Problem requirements:
Write the number of lines holding the word "电力消耗量", and nothing else.

[Extracted data entries]
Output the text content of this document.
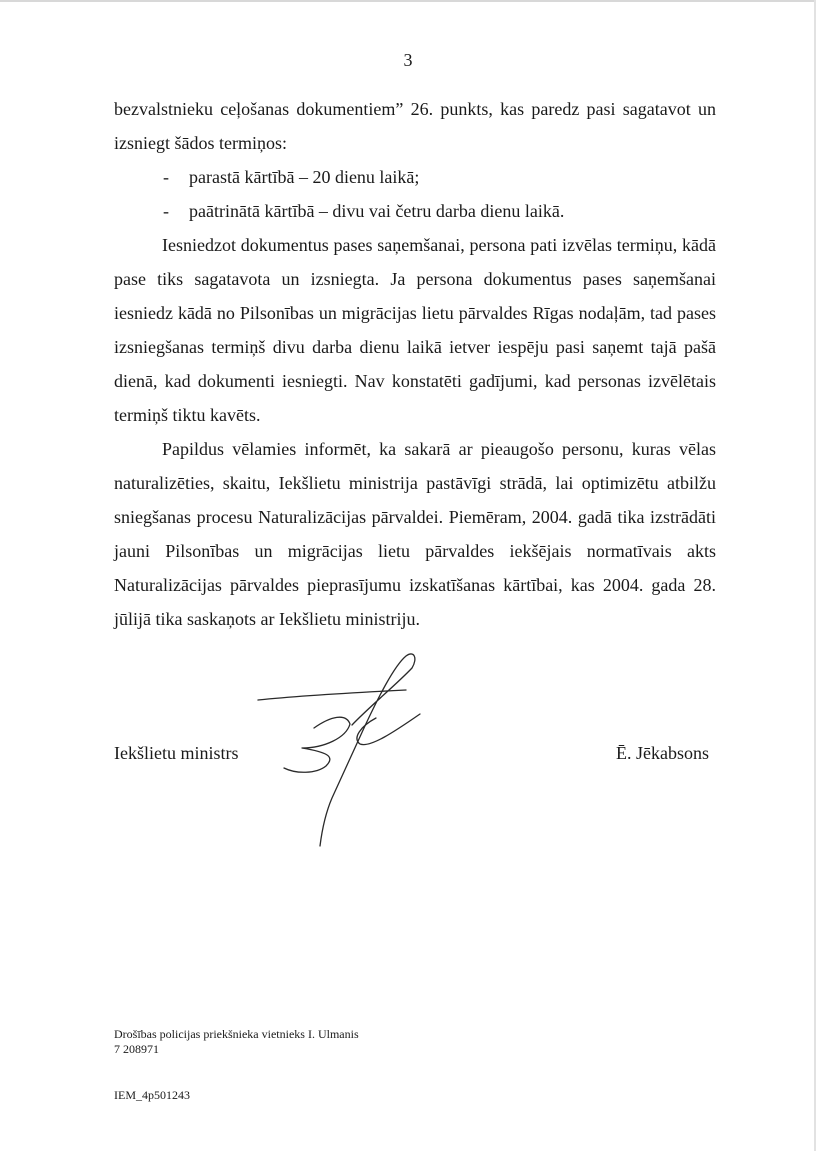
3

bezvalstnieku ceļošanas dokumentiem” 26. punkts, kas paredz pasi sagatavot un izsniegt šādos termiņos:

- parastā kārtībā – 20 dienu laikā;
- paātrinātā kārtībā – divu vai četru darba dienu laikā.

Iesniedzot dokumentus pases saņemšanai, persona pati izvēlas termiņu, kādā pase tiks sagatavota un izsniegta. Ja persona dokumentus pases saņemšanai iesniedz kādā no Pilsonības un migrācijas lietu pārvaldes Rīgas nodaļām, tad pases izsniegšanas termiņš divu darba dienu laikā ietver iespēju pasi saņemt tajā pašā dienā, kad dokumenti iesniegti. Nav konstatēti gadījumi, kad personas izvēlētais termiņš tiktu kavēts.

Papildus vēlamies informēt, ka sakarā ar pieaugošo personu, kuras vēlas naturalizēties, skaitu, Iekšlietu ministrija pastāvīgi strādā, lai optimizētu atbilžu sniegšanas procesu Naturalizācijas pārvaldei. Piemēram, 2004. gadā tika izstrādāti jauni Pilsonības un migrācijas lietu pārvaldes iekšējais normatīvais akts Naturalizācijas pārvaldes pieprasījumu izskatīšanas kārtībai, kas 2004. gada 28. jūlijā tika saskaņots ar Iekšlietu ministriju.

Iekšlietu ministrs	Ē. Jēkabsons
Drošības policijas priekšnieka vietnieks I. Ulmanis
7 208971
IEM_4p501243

--

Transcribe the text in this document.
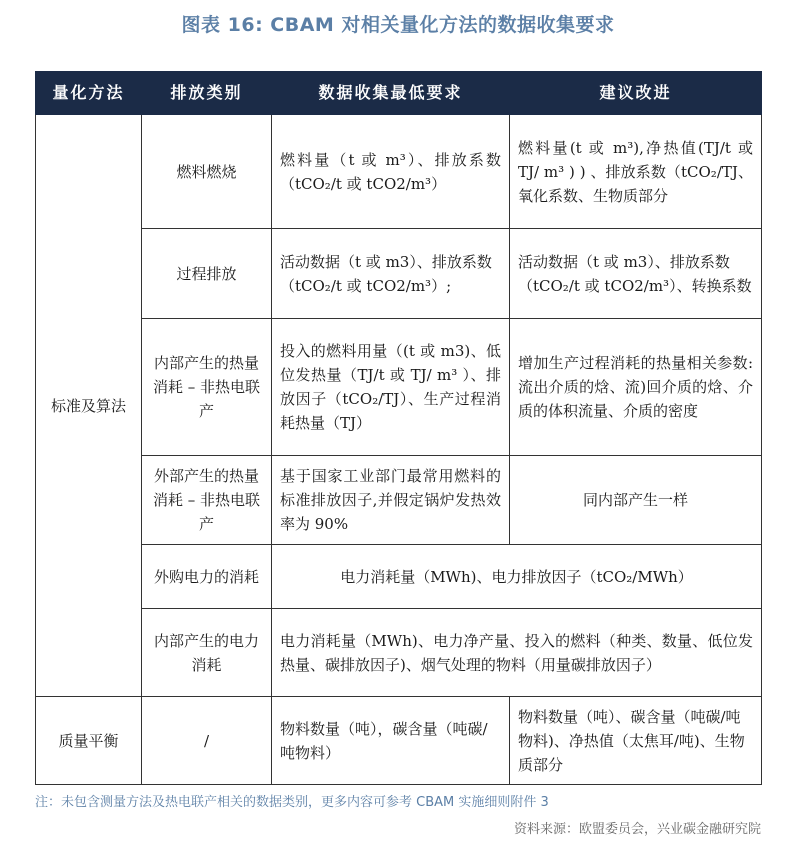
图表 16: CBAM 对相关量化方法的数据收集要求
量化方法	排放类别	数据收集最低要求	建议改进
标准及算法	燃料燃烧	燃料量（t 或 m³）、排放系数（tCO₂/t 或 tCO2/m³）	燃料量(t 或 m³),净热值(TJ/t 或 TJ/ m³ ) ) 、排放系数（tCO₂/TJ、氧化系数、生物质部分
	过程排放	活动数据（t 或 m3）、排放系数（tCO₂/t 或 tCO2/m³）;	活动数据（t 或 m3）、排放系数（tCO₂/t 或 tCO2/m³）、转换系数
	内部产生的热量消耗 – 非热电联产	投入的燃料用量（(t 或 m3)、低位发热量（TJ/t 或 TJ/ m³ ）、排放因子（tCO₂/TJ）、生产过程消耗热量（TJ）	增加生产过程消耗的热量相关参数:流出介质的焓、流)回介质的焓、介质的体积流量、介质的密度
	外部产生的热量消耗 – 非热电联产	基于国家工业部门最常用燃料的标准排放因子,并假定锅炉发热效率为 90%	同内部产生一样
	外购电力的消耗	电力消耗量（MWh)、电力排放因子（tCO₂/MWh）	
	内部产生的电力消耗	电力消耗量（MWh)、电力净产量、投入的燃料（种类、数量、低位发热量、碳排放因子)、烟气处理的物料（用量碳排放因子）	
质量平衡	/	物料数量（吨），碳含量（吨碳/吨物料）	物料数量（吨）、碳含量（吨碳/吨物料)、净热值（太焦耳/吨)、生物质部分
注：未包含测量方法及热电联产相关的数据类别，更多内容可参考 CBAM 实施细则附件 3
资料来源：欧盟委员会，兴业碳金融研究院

Finished answer:
2